▶ [WHAT TO PRODUCE] Copy out the lines that include the word "values".

▶ [PROVIDED INFORMATION]
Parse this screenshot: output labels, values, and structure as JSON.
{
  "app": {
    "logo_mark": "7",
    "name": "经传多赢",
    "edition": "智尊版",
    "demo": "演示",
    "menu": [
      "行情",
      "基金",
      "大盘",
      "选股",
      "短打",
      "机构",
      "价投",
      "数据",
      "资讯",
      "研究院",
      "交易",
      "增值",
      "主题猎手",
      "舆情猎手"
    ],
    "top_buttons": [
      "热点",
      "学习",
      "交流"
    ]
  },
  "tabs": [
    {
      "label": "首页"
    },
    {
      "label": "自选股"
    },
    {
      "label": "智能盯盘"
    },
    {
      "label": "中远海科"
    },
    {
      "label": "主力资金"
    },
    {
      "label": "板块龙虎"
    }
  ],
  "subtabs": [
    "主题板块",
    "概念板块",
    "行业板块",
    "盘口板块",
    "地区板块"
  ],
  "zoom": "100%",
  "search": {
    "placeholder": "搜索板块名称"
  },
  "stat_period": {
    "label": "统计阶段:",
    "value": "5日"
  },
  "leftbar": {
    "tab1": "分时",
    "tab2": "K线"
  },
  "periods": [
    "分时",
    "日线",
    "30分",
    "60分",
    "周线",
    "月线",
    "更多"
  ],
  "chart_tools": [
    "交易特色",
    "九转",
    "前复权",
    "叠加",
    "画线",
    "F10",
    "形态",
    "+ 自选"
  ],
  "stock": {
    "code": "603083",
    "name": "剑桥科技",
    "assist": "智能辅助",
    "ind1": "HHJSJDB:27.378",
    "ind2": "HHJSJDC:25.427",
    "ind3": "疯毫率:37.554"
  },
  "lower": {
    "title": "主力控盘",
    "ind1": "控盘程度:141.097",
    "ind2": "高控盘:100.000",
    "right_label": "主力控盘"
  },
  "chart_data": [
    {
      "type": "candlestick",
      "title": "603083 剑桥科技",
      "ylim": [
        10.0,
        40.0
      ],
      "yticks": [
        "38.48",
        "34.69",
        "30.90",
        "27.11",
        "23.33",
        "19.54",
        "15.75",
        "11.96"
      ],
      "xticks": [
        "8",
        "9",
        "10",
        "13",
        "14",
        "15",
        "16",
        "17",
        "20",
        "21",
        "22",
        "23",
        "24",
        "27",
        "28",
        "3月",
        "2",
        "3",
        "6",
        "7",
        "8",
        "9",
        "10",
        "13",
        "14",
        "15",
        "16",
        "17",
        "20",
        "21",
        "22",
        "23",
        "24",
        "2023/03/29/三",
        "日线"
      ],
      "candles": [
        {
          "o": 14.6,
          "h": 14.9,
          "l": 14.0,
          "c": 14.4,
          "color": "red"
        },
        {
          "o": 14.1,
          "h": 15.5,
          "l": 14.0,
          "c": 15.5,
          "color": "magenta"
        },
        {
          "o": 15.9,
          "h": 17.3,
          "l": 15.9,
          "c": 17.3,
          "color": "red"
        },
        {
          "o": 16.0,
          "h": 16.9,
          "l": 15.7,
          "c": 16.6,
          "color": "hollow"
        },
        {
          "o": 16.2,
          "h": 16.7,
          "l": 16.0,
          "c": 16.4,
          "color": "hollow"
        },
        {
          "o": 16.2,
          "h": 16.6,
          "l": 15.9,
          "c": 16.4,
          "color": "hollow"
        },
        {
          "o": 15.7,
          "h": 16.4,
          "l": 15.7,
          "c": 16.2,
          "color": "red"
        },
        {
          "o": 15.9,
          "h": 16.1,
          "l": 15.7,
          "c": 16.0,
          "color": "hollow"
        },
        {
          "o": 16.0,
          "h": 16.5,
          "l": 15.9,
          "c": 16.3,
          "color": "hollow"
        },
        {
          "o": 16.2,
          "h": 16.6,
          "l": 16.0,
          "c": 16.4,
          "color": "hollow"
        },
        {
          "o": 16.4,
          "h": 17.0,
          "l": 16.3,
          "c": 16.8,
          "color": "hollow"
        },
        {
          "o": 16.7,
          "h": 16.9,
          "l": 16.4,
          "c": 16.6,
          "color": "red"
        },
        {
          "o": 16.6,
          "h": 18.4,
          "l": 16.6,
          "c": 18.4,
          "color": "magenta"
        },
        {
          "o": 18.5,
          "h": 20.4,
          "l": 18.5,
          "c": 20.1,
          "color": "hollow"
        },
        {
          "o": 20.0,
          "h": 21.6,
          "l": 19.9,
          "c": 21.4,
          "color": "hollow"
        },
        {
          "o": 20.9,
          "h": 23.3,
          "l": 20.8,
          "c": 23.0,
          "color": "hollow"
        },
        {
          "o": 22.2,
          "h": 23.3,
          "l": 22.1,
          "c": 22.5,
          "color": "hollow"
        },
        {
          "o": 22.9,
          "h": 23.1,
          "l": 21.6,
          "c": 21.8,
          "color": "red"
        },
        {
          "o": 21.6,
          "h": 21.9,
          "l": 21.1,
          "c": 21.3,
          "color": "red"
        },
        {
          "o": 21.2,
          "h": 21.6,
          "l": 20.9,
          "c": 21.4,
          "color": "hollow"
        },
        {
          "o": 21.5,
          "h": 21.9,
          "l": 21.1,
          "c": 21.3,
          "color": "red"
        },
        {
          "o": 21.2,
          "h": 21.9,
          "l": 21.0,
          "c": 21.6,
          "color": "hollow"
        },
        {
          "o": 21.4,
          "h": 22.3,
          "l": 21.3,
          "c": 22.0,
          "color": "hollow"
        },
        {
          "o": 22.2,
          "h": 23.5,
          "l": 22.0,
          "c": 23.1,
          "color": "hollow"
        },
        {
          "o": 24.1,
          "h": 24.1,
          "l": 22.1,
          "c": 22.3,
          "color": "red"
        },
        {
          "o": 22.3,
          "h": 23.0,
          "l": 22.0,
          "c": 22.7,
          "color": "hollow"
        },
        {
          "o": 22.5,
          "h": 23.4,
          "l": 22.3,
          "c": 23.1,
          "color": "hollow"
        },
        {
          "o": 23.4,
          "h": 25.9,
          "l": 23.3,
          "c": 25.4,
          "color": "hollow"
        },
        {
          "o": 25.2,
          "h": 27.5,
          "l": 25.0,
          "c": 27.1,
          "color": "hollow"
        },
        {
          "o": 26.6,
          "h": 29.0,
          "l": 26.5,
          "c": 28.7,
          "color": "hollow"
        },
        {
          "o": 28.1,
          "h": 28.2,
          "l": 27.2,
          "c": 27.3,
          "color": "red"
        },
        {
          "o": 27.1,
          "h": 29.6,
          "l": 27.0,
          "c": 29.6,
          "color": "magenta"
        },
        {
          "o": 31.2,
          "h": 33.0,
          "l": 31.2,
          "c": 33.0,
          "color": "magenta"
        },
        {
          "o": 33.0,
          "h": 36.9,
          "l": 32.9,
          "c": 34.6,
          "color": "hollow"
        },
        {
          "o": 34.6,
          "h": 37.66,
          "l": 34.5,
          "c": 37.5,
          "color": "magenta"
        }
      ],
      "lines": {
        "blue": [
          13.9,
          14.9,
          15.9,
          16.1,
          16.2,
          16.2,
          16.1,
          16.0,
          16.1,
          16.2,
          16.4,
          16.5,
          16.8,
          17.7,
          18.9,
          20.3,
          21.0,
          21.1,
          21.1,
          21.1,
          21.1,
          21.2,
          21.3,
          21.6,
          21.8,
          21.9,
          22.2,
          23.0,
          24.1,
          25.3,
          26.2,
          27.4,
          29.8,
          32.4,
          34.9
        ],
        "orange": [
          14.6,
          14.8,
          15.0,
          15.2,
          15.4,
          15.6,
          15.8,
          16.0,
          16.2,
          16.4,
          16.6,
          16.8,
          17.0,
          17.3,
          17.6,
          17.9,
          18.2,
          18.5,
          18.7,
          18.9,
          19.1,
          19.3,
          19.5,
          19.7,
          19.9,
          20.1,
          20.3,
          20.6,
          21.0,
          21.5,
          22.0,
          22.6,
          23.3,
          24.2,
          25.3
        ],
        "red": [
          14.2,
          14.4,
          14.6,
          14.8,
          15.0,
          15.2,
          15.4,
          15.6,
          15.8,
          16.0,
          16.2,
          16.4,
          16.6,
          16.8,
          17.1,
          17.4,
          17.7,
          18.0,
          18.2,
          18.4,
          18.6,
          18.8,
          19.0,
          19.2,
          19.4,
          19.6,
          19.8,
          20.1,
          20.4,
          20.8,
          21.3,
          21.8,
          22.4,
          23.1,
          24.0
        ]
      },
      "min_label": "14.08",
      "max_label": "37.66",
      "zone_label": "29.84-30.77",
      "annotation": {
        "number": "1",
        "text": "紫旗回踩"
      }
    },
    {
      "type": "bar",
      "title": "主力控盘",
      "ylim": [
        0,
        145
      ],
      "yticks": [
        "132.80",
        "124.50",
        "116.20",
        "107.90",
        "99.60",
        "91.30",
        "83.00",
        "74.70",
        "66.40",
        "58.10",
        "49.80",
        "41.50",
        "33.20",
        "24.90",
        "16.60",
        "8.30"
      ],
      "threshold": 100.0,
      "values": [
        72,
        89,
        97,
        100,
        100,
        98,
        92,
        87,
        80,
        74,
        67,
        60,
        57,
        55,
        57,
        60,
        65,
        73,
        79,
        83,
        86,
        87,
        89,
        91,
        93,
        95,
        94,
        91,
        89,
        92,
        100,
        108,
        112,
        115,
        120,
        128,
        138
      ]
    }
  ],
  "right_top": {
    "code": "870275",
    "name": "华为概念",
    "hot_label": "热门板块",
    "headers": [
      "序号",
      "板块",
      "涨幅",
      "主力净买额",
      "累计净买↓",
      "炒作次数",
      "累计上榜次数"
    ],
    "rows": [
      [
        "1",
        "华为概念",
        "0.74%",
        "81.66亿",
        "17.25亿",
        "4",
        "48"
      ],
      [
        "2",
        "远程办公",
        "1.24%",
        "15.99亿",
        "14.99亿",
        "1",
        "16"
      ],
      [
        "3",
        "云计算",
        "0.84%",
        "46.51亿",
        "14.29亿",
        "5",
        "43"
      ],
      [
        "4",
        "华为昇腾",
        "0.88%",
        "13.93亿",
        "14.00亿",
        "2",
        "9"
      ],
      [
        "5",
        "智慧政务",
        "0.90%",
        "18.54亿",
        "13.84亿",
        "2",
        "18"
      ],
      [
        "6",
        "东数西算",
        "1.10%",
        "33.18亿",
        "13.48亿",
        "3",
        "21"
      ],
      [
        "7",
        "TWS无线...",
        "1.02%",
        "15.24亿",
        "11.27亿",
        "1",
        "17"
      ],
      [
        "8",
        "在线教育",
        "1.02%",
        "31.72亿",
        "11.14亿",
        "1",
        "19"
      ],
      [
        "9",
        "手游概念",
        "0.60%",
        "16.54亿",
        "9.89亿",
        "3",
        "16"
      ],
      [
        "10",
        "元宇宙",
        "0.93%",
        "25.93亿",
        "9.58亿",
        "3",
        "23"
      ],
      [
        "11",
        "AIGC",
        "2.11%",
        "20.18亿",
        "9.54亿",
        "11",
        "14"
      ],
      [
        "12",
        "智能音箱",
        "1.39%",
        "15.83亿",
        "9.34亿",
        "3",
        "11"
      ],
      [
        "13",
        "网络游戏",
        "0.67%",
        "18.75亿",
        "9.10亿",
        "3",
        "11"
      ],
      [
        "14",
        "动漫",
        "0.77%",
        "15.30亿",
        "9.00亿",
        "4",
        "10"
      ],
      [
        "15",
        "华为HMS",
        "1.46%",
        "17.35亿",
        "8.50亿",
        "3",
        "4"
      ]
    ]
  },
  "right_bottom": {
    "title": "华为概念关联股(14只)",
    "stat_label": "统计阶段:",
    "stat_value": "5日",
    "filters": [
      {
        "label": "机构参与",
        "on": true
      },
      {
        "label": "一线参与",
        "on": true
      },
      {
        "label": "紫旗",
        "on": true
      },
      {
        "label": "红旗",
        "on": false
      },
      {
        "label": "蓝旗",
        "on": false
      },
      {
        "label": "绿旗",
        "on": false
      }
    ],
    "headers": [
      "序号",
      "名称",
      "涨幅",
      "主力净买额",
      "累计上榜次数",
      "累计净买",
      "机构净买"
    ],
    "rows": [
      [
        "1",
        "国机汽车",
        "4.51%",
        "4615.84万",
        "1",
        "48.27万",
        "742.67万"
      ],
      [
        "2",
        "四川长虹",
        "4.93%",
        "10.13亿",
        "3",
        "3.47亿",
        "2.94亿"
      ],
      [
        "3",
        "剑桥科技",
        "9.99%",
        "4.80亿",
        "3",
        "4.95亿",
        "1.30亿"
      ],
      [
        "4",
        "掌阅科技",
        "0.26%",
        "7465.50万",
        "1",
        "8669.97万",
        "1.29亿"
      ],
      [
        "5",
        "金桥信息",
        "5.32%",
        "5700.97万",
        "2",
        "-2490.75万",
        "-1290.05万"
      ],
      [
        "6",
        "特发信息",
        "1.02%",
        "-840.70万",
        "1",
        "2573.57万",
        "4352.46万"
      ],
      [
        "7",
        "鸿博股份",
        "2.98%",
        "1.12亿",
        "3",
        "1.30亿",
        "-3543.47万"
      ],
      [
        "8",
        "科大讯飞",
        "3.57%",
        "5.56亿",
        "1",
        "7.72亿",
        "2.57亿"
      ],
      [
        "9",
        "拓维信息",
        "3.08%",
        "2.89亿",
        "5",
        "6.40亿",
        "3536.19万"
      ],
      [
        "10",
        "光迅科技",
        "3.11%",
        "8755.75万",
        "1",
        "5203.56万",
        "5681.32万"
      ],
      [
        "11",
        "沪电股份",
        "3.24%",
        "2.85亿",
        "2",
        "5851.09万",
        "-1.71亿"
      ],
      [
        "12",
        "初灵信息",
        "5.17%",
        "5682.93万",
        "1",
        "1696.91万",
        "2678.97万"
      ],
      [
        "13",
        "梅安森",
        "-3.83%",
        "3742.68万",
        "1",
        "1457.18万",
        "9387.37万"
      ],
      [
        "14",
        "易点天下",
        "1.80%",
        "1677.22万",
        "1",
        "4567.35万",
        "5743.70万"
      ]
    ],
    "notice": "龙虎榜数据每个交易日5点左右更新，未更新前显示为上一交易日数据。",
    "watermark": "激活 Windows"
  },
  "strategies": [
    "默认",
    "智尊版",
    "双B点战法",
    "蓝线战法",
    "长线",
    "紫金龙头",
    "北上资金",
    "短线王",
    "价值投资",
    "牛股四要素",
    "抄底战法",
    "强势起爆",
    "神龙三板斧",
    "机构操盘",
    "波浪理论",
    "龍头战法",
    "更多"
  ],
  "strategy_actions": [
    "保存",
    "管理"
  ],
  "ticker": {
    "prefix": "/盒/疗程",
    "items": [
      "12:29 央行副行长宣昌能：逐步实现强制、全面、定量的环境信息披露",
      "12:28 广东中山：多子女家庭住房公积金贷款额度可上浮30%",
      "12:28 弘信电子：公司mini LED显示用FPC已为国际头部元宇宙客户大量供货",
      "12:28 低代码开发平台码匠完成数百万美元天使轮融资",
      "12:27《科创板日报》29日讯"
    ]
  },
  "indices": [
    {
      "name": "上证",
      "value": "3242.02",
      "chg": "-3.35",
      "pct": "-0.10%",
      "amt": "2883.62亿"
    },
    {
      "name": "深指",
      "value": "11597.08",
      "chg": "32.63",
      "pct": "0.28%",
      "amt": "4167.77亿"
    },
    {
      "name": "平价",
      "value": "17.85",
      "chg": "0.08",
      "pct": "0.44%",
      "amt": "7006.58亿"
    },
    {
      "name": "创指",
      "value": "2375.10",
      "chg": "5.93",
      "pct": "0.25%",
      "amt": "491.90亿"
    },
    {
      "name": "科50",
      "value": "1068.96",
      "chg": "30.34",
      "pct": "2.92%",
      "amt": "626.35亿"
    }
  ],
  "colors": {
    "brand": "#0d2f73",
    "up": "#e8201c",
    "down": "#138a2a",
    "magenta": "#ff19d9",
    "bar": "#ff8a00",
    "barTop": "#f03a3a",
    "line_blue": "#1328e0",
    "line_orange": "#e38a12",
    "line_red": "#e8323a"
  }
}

▶ [ANSWER TO THE EXERCISE]
Parse this screenshot: output labels, values, and structure as JSON.
      "values": [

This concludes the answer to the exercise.